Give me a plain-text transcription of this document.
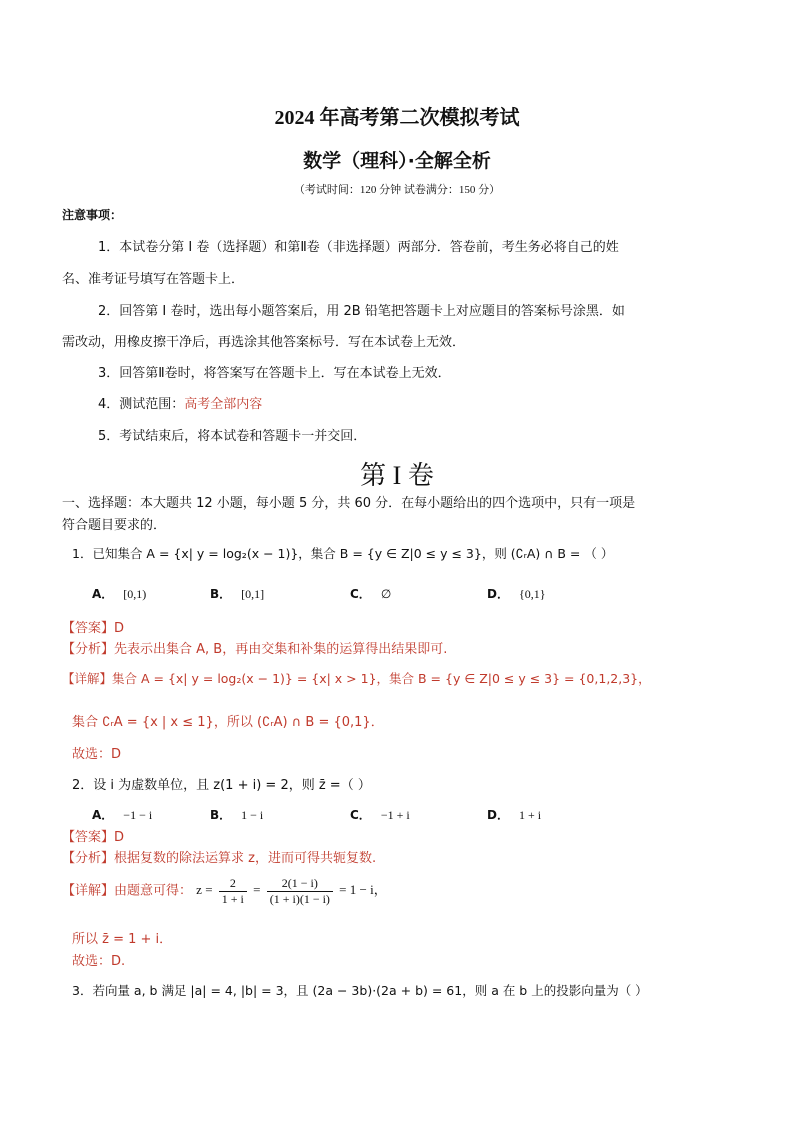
2024 年高考第二次模拟考试
数学（理科）·全解全析
（考试时间：120 分钟 试卷满分：150 分）
注意事项：
1．本试卷分第 I 卷（选择题）和第Ⅱ卷（非选择题）两部分．答卷前，考生务必将自己的姓
名、准考证号填写在答题卡上．
2．回答第 I 卷时，选出每小题答案后，用 2B 铅笔把答题卡上对应题目的答案标号涂黑．如
需改动，用橡皮擦干净后，再选涂其他答案标号．写在本试卷上无效．
3．回答第Ⅱ卷时，将答案写在答题卡上．写在本试卷上无效．
4．测试范围：高考全部内容
5．考试结束后，将本试卷和答题卡一并交回．
第 I 卷
一、选择题：本大题共 12 小题，每小题 5 分，共 60 分．在每小题给出的四个选项中，只有一项是
符合题目要求的．
1．已知集合 A = {x| y = log₂(x − 1)}，集合 B = {y ∈ Z|0 ≤ y ≤ 3}，则 (∁ᵣA) ∩ B = （ ）
A． [0,1)	B． [0,1]	C． ∅	D． {0,1}
【答案】D
【分析】先表示出集合 A, B，再由交集和补集的运算得出结果即可.
【详解】集合 A = {x| y = log₂(x − 1)} = {x| x > 1}，集合 B = {y ∈ Z|0 ≤ y ≤ 3} = {0,1,2,3}，
集合 ∁ᵣA = {x | x ≤ 1}，所以 (∁ᵣA) ∩ B = {0,1}．
故选：D
2．设 i 为虚数单位，且 z(1 + i) = 2，则 z̄ =（ ）
A． −1 − i	B． 1 − i	C． −1 + i	D． 1 + i
【答案】D
【分析】根据复数的除法运算求 z，进而可得共轭复数.
【详解】由题意可得： $z = \frac{2}{1 + i} = \frac{2(1 - i)}{(1 + i)(1 - i)} = 1 - i$，
所以 z̄ = 1 + i．
故选：D.
3．若向量 a, b 满足 |a| = 4, |b| = 3，且 (2a − 3b)·(2a + b) = 61，则 a 在 b 上的投影向量为（ ）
━━━━━━━━━━
* [WORK TO DO]:
Go back to the records above and write them out exactly, without the pictures.

* [FINAL ANSWER]:
Give me a plain-text transcription of this document.
2024 年高考第二次模拟考试
数学（理科）·全解全析
（考试时间：120 分钟 试卷满分：150 分）
注意事项：
1．本试卷分第 I 卷（选择题）和第Ⅱ卷（非选择题）两部分．答卷前，考生务必将自己的姓
名、准考证号填写在答题卡上．
2．回答第 I 卷时，选出每小题答案后，用 2B 铅笔把答题卡上对应题目的答案标号涂黑．如
需改动，用橡皮擦干净后，再选涂其他答案标号．写在本试卷上无效．
3．回答第Ⅱ卷时，将答案写在答题卡上．写在本试卷上无效．
4．测试范围：高考全部内容
5．考试结束后，将本试卷和答题卡一并交回．
第 I 卷
一、选择题：本大题共 12 小题，每小题 5 分，共 60 分．在每小题给出的四个选项中，只有一项是
符合题目要求的．
1．已知集合 A = {x| y = log₂(x − 1)}，集合 B = {y ∈ Z|0 ≤ y ≤ 3}，则 (∁ᵣA) ∩ B = （ ）
A． [0,1)	B． [0,1]	C． ∅	D． {0,1}
【答案】D
【分析】先表示出集合 A, B，再由交集和补集的运算得出结果即可.
【详解】集合 A = {x| y = log₂(x − 1)} = {x| x > 1}，集合 B = {y ∈ Z|0 ≤ y ≤ 3} = {0,1,2,3}，
集合 ∁ᵣA = {x | x ≤ 1}，所以 (∁ᵣA) ∩ B = {0,1}．
故选：D
2．设 i 为虚数单位，且 z(1 + i) = 2，则 z̄ =（ ）
A． −1 − i	B． 1 − i	C． −1 + i	D． 1 + i
【答案】D
【分析】根据复数的除法运算求 z，进而可得共轭复数.
【详解】由题意可得： $z = \frac{2}{1 + i} = \frac{2(1 - i)}{(1 + i)(1 - i)} = 1 - i$，
所以 z̄ = 1 + i．
故选：D.
3．若向量 a, b 满足 |a| = 4, |b| = 3，且 (2a − 3b)·(2a + b) = 61，则 a 在 b 上的投影向量为（ ）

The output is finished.